* [REQUIREMENTS]: Which lines in the records below contain the word "Directional"? Copy each one out.

Data entries:
------------------------------------------------------------

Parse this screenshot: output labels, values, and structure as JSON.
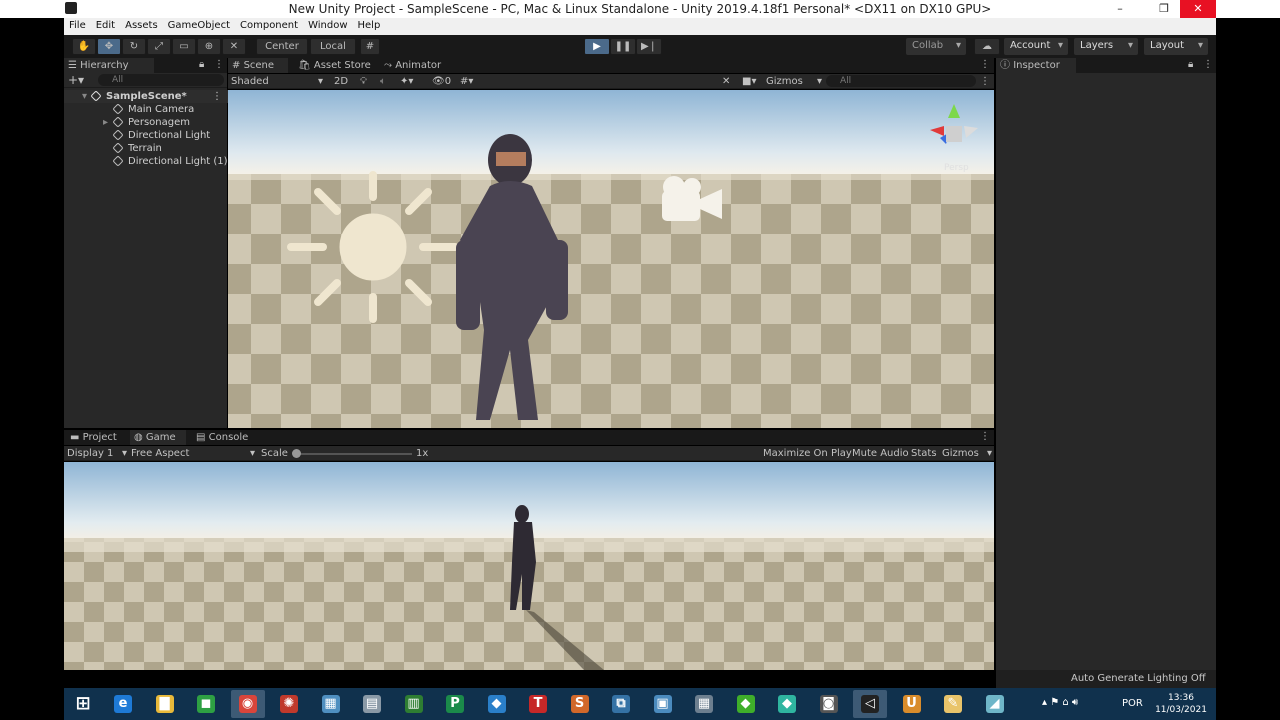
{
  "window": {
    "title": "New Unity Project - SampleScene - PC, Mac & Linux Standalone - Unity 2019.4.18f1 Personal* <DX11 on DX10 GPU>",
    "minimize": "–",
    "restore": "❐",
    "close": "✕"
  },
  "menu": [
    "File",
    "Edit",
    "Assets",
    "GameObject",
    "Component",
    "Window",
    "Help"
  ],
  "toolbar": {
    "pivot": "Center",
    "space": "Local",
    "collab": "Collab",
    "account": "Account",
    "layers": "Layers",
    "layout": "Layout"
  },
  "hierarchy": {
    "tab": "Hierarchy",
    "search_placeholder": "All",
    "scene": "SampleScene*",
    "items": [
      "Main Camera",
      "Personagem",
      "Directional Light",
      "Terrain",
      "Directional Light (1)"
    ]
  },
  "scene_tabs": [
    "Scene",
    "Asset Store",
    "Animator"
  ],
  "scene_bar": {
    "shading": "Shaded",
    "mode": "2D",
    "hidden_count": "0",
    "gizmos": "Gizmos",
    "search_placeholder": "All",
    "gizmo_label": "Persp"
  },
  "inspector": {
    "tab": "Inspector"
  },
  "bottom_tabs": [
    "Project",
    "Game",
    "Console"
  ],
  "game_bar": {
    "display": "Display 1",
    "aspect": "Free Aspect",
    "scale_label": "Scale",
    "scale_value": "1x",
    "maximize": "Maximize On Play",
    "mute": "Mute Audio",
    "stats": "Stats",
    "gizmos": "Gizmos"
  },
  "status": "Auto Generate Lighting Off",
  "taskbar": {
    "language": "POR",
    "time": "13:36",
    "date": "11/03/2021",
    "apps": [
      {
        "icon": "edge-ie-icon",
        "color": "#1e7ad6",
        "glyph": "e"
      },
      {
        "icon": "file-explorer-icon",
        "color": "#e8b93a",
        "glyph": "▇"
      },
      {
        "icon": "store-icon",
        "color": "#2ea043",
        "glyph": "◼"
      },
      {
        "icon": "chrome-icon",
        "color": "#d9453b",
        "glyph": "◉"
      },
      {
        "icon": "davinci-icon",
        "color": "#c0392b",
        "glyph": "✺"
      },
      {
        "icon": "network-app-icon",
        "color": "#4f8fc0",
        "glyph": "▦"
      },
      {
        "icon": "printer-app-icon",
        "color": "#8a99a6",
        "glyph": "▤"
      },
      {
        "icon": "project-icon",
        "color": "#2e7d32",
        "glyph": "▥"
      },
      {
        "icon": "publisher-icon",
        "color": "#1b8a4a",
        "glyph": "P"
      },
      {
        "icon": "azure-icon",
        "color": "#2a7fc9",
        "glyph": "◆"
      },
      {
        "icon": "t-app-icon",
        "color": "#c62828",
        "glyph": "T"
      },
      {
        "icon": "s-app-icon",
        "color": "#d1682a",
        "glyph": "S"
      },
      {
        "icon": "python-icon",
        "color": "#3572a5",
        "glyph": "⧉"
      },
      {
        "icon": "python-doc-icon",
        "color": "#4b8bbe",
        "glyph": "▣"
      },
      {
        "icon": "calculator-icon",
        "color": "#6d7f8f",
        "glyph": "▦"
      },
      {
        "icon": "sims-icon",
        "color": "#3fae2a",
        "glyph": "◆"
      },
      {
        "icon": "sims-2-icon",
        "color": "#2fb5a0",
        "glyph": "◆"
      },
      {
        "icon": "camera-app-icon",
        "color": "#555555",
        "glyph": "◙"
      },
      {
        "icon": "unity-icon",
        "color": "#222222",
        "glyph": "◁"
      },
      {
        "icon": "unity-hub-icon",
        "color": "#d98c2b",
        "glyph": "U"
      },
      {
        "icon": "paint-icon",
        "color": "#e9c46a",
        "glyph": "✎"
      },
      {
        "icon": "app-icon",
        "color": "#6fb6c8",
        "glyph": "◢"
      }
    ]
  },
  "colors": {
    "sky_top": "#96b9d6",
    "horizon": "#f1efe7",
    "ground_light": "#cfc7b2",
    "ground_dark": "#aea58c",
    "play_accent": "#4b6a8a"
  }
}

------------------------------------------------------------

* [FINISHED EXERCISE]:
      "Directional Light",
      "Directional Light (1)"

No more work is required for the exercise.